Challenge
No images are to be carried over; print all other material exactly as it stands.

Saved entries
==*==
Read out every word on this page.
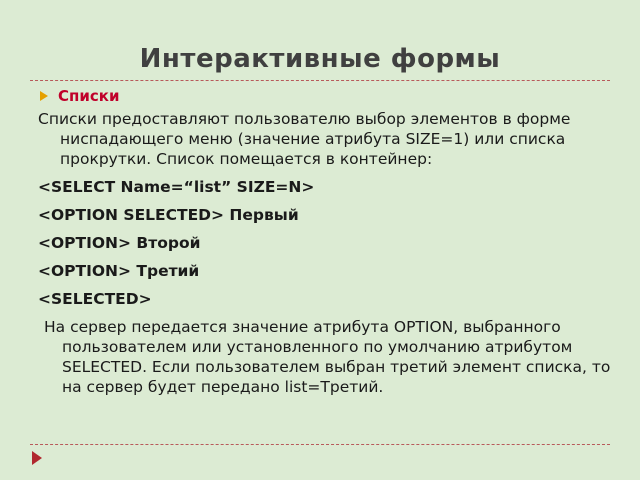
Интерактивные формы
Списки
Списки предоставляют пользователю выбор элементов в форме ниспадающего меню (значение атрибута SIZE=1) или списка прокрутки. Список помещается в контейнер:
<SELECT Name=“list” SIZE=N>
<OPTION SELECTED> Первый
<OPTION> Второй
<OPTION> Третий
<SELECTED>
На сервер передается значение атрибута OPTION, выбранного пользователем или установленного по умолчанию атрибутом SELECTED. Если пользователем выбран третий элемент списка, то на сервер будет передано list=Третий.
==*==
Response to the task
Read out every word on this page.
Интерактивные формы
Списки
Списки предоставляют пользователю выбор элементов в форме ниспадающего меню (значение атрибута SIZE=1) или списка прокрутки. Список помещается в контейнер:
<SELECT Name=“list” SIZE=N>
<OPTION SELECTED> Первый
<OPTION> Второй
<OPTION> Третий
<SELECTED>
На сервер передается значение атрибута OPTION, выбранного пользователем или установленного по умолчанию атрибутом SELECTED. Если пользователем выбран третий элемент списка, то на сервер будет передано list=Третий.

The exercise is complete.